Give only the number of lines in the listing below where the string "this" occurs.

+--

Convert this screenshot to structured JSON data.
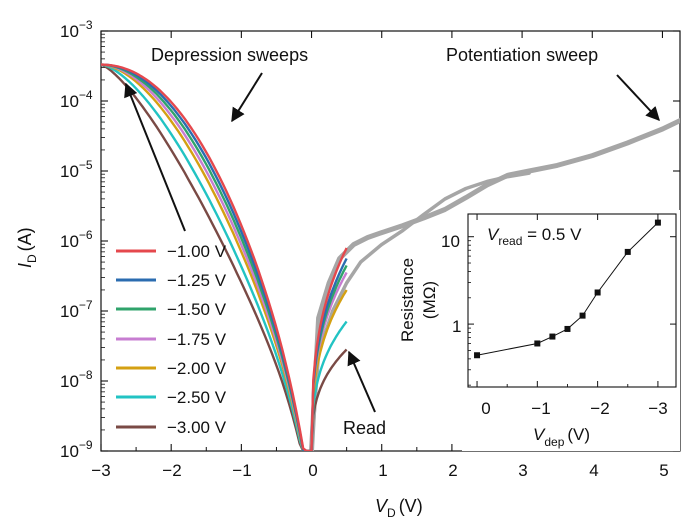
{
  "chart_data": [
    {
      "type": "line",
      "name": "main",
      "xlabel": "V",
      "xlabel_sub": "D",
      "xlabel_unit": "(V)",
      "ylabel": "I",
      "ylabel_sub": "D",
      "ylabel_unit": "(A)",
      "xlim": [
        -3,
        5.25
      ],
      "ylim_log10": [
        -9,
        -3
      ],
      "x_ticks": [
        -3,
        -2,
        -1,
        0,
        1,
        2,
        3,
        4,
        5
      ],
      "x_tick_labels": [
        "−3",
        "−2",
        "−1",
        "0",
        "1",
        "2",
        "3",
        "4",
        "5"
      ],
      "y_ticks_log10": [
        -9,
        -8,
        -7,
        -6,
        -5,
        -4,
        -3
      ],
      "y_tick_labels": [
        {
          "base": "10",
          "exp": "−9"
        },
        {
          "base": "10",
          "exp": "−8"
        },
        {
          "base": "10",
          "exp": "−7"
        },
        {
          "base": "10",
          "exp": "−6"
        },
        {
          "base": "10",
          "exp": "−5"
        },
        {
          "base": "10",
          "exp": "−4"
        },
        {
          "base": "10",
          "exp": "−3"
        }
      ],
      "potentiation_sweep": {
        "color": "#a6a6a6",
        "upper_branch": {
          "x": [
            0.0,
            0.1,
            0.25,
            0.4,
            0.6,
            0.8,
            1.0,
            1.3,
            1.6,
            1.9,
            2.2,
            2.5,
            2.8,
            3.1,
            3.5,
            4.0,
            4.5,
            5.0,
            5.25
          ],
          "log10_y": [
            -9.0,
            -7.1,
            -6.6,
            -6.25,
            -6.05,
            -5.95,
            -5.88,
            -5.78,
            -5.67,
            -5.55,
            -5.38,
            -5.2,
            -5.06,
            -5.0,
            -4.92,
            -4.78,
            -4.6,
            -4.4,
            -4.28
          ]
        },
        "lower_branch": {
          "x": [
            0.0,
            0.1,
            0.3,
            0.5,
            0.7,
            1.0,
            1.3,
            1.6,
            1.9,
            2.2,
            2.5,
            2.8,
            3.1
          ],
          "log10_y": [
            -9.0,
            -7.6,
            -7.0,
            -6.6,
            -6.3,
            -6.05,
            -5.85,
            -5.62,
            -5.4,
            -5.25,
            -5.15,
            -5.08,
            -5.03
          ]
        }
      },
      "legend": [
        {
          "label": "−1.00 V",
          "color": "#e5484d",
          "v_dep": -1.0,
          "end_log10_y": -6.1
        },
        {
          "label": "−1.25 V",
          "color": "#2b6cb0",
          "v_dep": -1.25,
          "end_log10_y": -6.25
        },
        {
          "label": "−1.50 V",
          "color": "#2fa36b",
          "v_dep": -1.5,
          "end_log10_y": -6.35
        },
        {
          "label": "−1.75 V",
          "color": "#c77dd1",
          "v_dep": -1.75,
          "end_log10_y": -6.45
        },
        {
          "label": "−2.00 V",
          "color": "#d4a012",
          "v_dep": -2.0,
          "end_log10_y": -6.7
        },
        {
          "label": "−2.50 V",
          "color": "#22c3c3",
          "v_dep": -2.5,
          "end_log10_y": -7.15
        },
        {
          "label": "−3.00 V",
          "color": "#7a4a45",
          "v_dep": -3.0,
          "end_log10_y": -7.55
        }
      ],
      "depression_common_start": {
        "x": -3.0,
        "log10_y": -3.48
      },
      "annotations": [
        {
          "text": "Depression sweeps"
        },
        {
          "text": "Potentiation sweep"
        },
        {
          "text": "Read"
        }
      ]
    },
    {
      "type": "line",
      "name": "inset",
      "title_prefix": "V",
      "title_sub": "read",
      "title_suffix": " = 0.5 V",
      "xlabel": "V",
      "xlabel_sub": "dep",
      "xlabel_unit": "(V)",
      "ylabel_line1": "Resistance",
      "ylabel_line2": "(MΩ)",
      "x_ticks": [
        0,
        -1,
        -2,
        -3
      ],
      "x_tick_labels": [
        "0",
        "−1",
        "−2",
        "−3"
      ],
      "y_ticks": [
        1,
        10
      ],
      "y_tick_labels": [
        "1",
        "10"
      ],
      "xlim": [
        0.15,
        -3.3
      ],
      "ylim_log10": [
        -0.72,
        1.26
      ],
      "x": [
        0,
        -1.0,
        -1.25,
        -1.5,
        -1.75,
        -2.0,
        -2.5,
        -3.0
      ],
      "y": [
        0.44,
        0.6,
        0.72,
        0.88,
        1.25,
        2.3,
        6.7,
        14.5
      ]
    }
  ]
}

+--

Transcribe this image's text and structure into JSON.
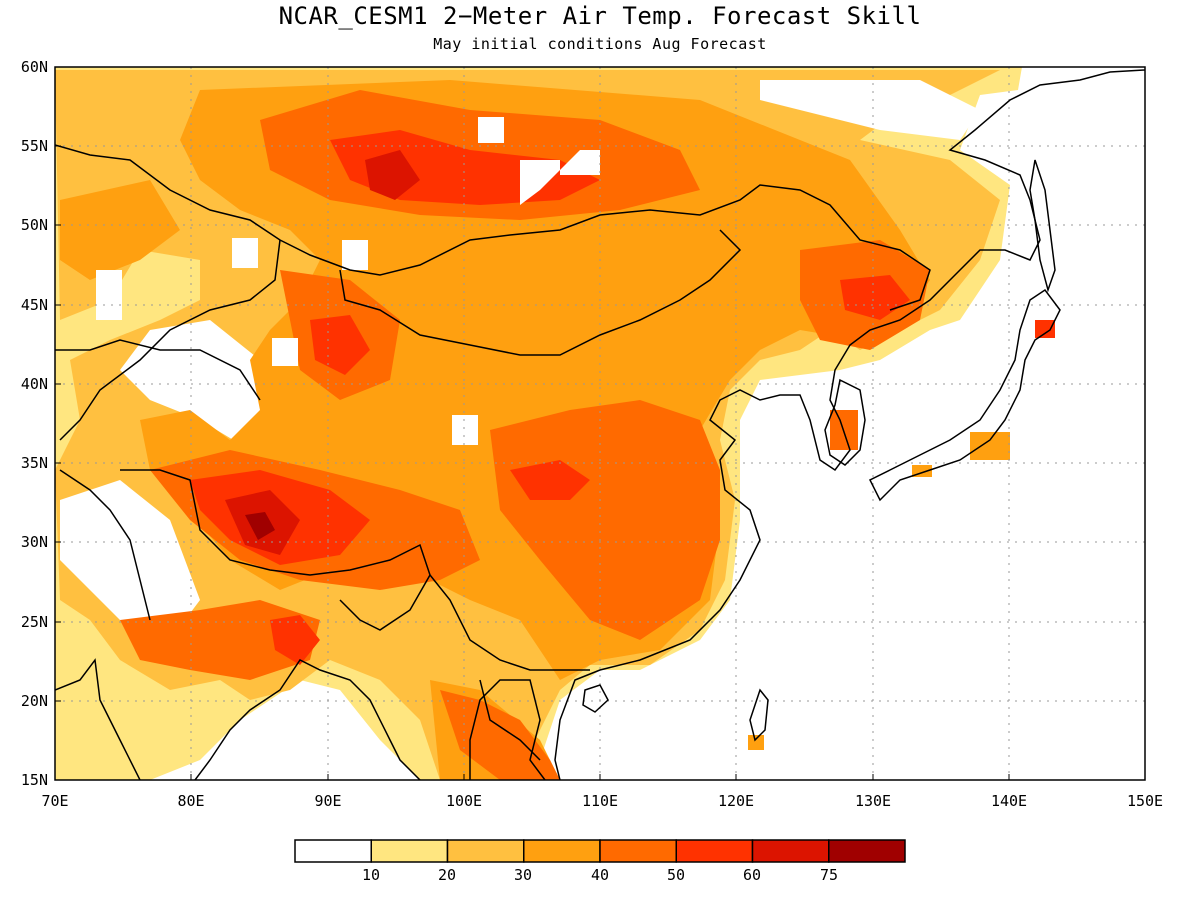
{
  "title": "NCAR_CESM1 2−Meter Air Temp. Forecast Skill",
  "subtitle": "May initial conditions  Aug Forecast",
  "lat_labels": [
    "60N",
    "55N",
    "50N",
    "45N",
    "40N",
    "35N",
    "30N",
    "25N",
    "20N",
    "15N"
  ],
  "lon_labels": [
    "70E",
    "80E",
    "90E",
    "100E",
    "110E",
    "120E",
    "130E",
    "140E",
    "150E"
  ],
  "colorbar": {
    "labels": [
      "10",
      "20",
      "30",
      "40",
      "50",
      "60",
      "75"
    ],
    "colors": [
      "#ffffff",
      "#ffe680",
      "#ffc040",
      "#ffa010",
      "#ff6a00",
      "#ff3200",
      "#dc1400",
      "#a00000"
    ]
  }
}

+--

Reply to the exercise
2